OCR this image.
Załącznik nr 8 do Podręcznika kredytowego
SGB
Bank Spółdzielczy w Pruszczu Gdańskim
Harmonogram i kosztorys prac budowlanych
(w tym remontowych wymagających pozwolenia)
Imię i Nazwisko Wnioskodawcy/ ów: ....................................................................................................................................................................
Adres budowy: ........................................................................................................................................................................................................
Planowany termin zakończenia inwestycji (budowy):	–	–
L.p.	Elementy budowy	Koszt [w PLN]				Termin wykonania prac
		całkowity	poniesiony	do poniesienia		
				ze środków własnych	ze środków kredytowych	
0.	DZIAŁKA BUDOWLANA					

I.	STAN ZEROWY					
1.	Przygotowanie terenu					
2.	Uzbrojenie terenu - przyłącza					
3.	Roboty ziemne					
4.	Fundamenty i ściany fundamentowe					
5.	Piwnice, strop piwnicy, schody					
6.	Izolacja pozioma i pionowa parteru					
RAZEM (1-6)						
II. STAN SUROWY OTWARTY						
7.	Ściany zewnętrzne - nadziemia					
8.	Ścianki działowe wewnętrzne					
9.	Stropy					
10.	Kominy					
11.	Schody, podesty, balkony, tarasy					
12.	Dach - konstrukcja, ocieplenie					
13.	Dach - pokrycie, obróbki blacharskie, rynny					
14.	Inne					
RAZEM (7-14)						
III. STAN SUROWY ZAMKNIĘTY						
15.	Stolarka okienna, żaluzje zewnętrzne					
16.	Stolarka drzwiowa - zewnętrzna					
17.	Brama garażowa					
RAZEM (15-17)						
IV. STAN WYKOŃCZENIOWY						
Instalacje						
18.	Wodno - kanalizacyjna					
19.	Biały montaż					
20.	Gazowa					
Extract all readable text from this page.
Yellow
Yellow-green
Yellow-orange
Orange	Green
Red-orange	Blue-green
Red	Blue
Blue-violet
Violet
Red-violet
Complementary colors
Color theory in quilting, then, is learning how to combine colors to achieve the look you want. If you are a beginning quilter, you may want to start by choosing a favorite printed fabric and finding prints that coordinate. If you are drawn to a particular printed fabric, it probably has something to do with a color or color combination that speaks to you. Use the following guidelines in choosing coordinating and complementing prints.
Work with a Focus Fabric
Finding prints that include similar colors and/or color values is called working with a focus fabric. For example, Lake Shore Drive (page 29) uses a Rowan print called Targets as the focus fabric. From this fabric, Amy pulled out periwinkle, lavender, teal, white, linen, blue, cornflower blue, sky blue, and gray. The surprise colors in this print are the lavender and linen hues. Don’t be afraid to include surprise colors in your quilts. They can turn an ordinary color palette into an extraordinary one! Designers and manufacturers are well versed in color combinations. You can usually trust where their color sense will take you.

- - -

**SHORT EXERCISE:** Tally how many lines of the data include the word "prac". Write the number and nothing else.

**FULL ANSWER:** 2